(Prompt)
Every entry needs to be reproduced exactly.

(Records for this task)
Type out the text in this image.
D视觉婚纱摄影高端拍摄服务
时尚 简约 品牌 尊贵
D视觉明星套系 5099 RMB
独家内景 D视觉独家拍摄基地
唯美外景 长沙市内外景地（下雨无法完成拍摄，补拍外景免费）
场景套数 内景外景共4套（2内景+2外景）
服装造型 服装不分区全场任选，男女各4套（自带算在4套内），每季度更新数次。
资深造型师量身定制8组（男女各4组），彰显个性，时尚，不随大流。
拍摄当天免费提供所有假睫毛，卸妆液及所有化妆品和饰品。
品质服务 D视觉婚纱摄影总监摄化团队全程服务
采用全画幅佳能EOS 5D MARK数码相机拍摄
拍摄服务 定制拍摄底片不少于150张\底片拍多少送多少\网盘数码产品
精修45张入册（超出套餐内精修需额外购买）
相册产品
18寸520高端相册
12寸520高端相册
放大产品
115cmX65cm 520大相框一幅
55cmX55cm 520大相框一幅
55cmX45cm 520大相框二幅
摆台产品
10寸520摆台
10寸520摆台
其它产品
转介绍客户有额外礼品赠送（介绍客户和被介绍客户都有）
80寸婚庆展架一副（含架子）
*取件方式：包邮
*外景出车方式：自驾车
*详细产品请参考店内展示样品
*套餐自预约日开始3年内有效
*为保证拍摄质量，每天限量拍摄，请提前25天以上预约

(Solution to this problem)
Type out the text in this image.
D视觉婚纱摄影高端拍摄服务
时尚 简约 品牌 尊贵
D视觉明星套系 5099 RMB
独家内景 D视觉独家拍摄基地
唯美外景 长沙市内外景地（下雨无法完成拍摄，补拍外景免费）
场景套数 内景外景共4套（2内景+2外景）
服装造型 服装不分区全场任选，男女各4套（自带算在4套内），每季度更新数次。
资深造型师量身定制8组（男女各4组），彰显个性，时尚，不随大流。
拍摄当天免费提供所有假睫毛，卸妆液及所有化妆品和饰品。
品质服务 D视觉婚纱摄影总监摄化团队全程服务
采用全画幅佳能EOS 5D MARK数码相机拍摄
拍摄服务 定制拍摄底片不少于150张\底片拍多少送多少\网盘数码产品
精修45张入册（超出套餐内精修需额外购买）
相册产品
18寸520高端相册
12寸520高端相册
放大产品
115cmX65cm 520大相框一幅
55cmX55cm 520大相框一幅
55cmX45cm 520大相框二幅
摆台产品
10寸520摆台
10寸520摆台
其它产品
转介绍客户有额外礼品赠送（介绍客户和被介绍客户都有）
80寸婚庆展架一副（含架子）
*取件方式：包邮
*外景出车方式：自驾车
*详细产品请参考店内展示样品
*套餐自预约日开始3年内有效
*为保证拍摄质量，每天限量拍摄，请提前25天以上预约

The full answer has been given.